_Given exercise 1_
Answer these from the article on the tent and power-line accident:
(a) How many people were on the crew putting up the tent?
(b) Which organization is assisting the Ministry of Labour with the investigation?
(c) What distance does the listing give for lines over 250,000 volts?
_Given exercise 2_
Return the part of the article on the tent and power-line accident from "Here is the" to "(approximately 19.7 feet)", copied word for word.
_Given exercise 3_
Carry the article on the tent and power-line accident further, starting after its last sentence.

-- Start Source passage --

The workers, all under 25 years old, were employed by Signature Events Rental Centre based in London. Matt Blajer, spokesperson for the Ontario Ministry of Labour (MOL), says a private residence hired the event-planning company to erect a tent on the property for a function.

“A six-person crew was putting up the tent when the tent pole contacted on overhead hydro lines, Blajer says, adding that no orders were issued. The Electrical Safety Authority (ESA) is assisting the labour ministry with the investigation.

While Doug Crawford, the ESA’s chief public safety officer, says it is too early to speculate on the incident, “everyone needs to look at powerlines as high-voltage, electrical energy sources,” he cautions. “They’re carrying a lot of power and if you do touch them, you’ll very likely have a serious injury or fatality.”

The day after the accident, ESA issued a statement providing safety tips on Hydro lines and urging heightened vigilance regarding the risks of electrical equipment. Crawford says such incidents occurred not only in workplaces, but also in the community and in residences and homeowners are cleaning out eaves troughs. “They’re exposed to some of the same hazards as workers are.”

Crawford advises that any work around power lines, such as construction crews, should have a designated spotter. “If he or she sees anything of concern, the spotter can advise the operator accordingly.” Workers in the vicinity of power-lines should employ personnel to review the site with a checklist beforehand.

My opinion

Section 188, subsection 2 of the Ontario ‘Construction’ regulation 213/91 shows the appropriate distance from high voltage power-lines or overhead energized conductors with a nominal phase-to-phase voltage rating.

Here is the actual listing,

1. 750 volts and up to 150,000 volts – 3 metres (approximately 10 feet)
2. 150,000 volts and up to 250,000 volts – 4 metres (approx. 14.75 feet)
3. Over 250,000 volts – 6 metres (approximately 19.7 feet)

All section regulations be it for Construction, Mining, Healthcare or Industrial have the same sort of table listed. It is just that important!

-- End Source passage --
-- Start Supplied information --

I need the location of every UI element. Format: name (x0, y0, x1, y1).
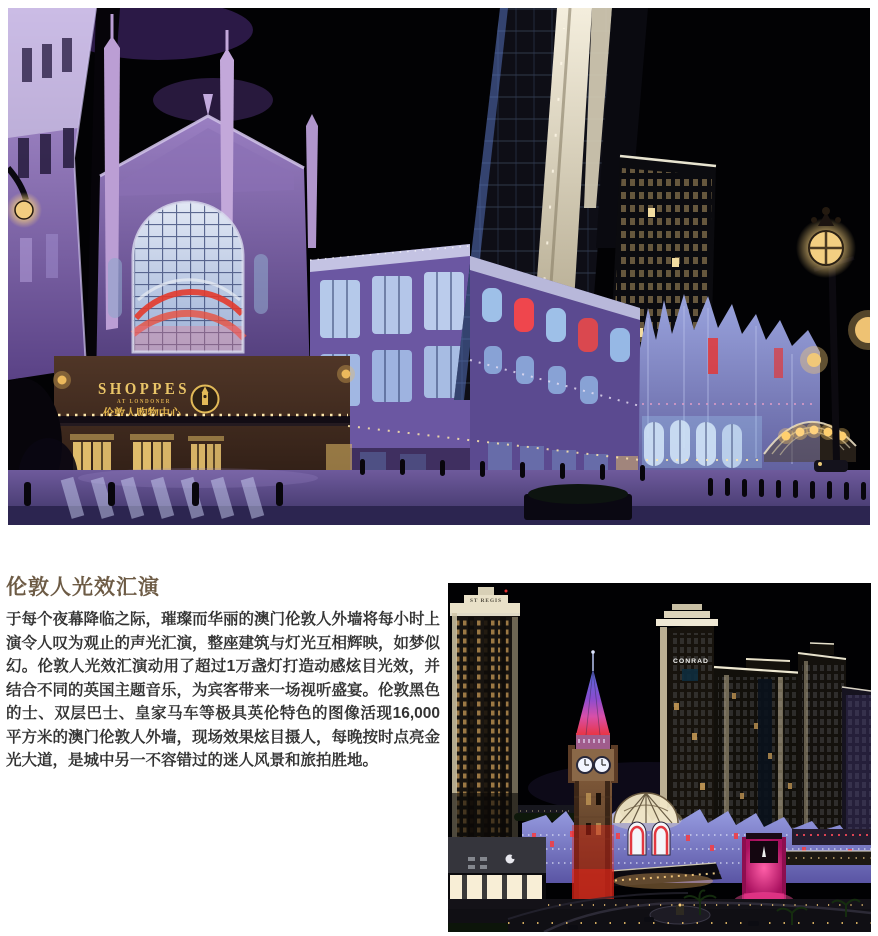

-- End Supplied information --

_Reply 1_
(a) Six.
(b) The Electrical Safety Authority (ESA).
(c) 6 metres (approximately 19.7 feet).

_Reply 2_
Here is the actual listing,

1. 750 volts and up to 150,000 volts – 3 metres (approximately 10 feet)
2. 150,000 volts and up to 250,000 volts – 4 metres (approx. 14.75 feet)
3. Over 250,000 volts – 6 metres (approximately 19.7 feet)

_Reply 3_
I wonder if the on-site supervisor had a tailgate meeting prior to the work being done. If he or she was competent to properly supervise then a hazard assessment would’ve been completed and the overhead wires recognized and the hazard controlled. Obviously, this was never done. That means that section 27 of the Occupational Health and Safety Act (OHSA) was violated and, if the supervisor was never properly trained to ensure hazard assessment was completed prior to any job, then he or she was not competent and, therefore, section 25, subsection 2 (c) was also violated because the employer must ensure that the supervisor, when appointed, be competent.

Either way, the employer is at fault for allowing such a tragic thing to happen.

There was no need for this!

Ensure your workplace is a safe place. Read the appropriate sections of the act and your particular sector regulation before any work is ever done. That is the law!

Remember – In Ontario, “ALL Accidents are Preventable”

HRS Group Inc. has a great team that can help you with all your health and safety needs including ‘Due Diligence’, ‘Electrical Safety Awareness’ and ‘Standard Operating Procedures’. Contact Deborah toll free at 1-877-907-7744 or locally at 705-749-1259.

We can also be reached at 

‘Work’ and ‘Play’ safe.

Daniel L. Beal
CHSEP – Advanced Level
VP & Senior Trainer
HRS Group Inc.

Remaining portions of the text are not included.